For the single fixed string problem, we need a way of representing the fixed string. In particular, we need a notation for literals.

As mentioned before, if we allow characters. to represent themselves and simply list the characters in order to give us the sequence, then we have a very simple notation for fixed string literals. This notation is used quite commonly in tools that only allow regular expressions. Thus, if you pass a pattern to the libPCRE library, you write a regular expression to search with in Emacs, or you write a lexer in LEX, each regular expression starts with literals where each character represents itself. Thus, we simply write the five characters h, e, l, l, and o for the literal string “hello”, as shown below:

hello

For more complicated uses, one wants to separate literal strings from names of patterns. In that case, it is useful to have a way of distinguishing a literal string. Fortunately, the convention of quoting a string applies nicely. This notation is used in Yacc++ and many programming languages. When one wants to write a literal string, one encloses the string in quotes, as shown below:

"hello"

The idea of quoting is important. It allows us to separate that which we want to take literally from that which we mean symbolically. In most natural languages, one quotes text which refers to something someone else said and means we are trying to say what they said literally. The reason one quotes the literal text (someone else said) and not what we are saying is that we say a lot more text than we quote text from other people. Thus, it makes sense to quote their text, because it means a lot fewer quotation marks.

In computer languages, we often have to choose which items we quote. And in many [simple] pattern languages there are a lot more literals than references.

In fact as the level of simple strings, we have no references, only literals. Thus, it makes more sense to reverse the quoting convention. That’s why in most regular expression languages, simple literal text is not quoted. Thus, if you are writing a regular expression for LEX, or PCRE, or Emacs, you do not (generally) quote literal strings. Again, in these usages, by not quoting literal strings we are saving ourselves a lot of quotation characters.

▸ **Requirement 1**:
Arrange the records from their start through the line containing "machines-coef-cell: 0,92 bbox=[1211, 1563, 1522, 1615]" as a Markdown table with the columns Row and Record line, leaving out any blank lines.

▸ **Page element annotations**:
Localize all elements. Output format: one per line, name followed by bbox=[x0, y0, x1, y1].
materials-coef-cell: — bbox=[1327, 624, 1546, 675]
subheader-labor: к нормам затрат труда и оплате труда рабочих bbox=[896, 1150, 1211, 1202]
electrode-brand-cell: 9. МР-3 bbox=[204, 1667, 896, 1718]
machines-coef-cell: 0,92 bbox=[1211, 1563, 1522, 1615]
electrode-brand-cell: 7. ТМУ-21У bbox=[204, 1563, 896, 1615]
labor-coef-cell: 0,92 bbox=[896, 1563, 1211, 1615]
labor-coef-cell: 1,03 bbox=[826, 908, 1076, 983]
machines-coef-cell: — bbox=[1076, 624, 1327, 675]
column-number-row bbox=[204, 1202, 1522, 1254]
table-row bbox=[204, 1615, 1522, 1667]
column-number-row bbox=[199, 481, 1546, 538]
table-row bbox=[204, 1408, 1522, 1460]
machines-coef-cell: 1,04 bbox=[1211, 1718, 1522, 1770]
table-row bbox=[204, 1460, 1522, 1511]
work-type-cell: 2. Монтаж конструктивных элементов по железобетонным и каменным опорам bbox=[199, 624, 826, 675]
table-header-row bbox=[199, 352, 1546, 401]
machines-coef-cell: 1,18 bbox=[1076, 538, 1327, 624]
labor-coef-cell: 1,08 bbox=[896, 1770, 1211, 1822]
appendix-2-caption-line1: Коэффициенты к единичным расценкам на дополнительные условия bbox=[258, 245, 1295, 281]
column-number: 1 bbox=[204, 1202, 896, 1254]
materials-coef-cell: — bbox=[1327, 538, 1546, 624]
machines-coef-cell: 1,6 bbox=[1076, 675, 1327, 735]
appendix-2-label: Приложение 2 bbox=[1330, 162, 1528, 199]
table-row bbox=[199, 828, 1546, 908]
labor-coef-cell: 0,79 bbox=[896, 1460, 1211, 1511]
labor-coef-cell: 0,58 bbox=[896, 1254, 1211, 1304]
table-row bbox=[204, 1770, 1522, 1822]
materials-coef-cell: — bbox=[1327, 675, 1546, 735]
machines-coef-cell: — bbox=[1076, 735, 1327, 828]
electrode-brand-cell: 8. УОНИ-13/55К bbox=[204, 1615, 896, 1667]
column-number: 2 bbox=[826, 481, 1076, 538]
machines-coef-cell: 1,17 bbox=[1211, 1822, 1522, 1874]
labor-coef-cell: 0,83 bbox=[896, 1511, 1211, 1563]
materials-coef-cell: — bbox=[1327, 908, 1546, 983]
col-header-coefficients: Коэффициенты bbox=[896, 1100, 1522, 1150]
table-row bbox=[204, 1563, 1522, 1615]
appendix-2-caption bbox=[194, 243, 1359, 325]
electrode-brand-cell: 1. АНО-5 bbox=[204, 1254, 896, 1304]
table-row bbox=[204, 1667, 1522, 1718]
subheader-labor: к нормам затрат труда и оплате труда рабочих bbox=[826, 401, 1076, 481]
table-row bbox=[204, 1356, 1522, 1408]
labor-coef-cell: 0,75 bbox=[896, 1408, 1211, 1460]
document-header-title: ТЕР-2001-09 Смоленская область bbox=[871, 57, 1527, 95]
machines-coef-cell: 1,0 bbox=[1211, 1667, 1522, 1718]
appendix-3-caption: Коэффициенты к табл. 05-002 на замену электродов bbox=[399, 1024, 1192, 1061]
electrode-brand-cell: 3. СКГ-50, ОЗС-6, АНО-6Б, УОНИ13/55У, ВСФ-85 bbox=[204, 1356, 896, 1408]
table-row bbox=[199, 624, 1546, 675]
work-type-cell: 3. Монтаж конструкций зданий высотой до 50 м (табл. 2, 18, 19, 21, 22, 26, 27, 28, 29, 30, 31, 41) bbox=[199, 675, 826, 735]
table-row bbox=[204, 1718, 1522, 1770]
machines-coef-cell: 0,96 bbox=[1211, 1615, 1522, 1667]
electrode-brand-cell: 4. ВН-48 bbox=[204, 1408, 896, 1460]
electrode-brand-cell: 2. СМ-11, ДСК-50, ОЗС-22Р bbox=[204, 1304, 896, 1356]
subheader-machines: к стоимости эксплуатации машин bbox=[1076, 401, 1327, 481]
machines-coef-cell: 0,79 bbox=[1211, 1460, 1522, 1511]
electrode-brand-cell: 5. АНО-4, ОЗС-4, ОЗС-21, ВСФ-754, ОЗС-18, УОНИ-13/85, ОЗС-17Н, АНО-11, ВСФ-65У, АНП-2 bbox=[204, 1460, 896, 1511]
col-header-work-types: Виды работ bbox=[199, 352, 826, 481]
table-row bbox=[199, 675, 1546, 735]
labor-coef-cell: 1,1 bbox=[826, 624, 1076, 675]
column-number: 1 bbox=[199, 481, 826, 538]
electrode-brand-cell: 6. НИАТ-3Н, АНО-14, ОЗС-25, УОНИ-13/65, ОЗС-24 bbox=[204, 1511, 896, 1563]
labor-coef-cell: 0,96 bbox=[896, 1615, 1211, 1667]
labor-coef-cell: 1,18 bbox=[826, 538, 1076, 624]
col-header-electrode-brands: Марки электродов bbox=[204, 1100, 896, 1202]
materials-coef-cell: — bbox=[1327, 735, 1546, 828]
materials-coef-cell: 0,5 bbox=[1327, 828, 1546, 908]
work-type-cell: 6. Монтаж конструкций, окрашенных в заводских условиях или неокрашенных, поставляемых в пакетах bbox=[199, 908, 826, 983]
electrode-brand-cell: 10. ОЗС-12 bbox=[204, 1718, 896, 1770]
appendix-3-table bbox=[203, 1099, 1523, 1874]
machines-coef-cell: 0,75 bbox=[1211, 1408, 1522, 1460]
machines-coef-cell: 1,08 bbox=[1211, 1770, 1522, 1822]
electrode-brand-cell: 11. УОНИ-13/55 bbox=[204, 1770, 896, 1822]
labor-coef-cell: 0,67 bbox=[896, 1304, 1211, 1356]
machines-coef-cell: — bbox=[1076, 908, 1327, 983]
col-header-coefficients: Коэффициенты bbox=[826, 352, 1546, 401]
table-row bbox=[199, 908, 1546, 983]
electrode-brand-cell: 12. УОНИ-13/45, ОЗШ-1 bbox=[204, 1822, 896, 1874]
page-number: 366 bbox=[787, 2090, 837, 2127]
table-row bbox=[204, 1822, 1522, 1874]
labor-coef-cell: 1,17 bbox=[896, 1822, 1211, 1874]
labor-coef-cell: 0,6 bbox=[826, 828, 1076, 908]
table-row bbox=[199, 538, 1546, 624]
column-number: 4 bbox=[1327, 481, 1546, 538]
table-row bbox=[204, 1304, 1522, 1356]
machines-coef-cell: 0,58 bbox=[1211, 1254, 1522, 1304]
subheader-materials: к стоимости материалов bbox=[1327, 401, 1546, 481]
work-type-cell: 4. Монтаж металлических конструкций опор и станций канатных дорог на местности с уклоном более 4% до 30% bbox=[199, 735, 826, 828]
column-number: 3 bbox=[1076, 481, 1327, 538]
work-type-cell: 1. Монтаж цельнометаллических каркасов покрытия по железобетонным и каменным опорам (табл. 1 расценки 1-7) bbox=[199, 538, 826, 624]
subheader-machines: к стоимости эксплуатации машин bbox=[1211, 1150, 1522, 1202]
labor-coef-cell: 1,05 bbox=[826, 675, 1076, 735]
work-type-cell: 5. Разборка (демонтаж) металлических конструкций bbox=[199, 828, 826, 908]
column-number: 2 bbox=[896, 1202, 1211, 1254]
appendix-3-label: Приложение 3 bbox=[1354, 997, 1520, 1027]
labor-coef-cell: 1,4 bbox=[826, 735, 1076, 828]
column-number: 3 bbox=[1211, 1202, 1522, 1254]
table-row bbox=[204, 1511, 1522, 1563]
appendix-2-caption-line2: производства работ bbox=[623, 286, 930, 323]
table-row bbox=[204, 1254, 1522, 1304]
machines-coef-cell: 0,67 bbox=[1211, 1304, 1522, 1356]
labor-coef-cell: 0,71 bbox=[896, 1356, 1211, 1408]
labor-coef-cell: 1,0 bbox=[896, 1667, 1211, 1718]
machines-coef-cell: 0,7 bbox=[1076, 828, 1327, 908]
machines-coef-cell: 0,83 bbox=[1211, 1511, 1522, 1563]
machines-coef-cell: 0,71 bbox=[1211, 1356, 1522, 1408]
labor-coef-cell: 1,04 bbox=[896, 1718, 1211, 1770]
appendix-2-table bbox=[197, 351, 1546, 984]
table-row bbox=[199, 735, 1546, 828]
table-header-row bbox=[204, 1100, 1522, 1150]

▸ **Requirement 2**:
From the passage on literal strings, write out the part that opens with the words containing "In computer languages, we" and closes with "literals than references.", replacing "items" with "strings".

▸ **Task output 1**:
| Row | Record line |
|---|---|
| 1 | Localize all elements. Output format: one per line, name followed by bbox=[x0, y0, x1, y1]. |
| 2 | materials-coef-cell: — bbox=[1327, 624, 1546, 675] |
| 3 | subheader-labor: к нормам затрат труда и оплате труда рабочих bbox=[896, 1150, 1211, 1202] |
| 4 | electrode-brand-cell: 9. МР-3 bbox=[204, 1667, 896, 1718] |
| 5 | machines-coef-cell: 0,92 bbox=[1211, 1563, 1522, 1615] |

▸ **Task output 2**:
In computer languages, we often have to choose which strings we quote. And in many [simple] pattern languages there are a lot more literals than references.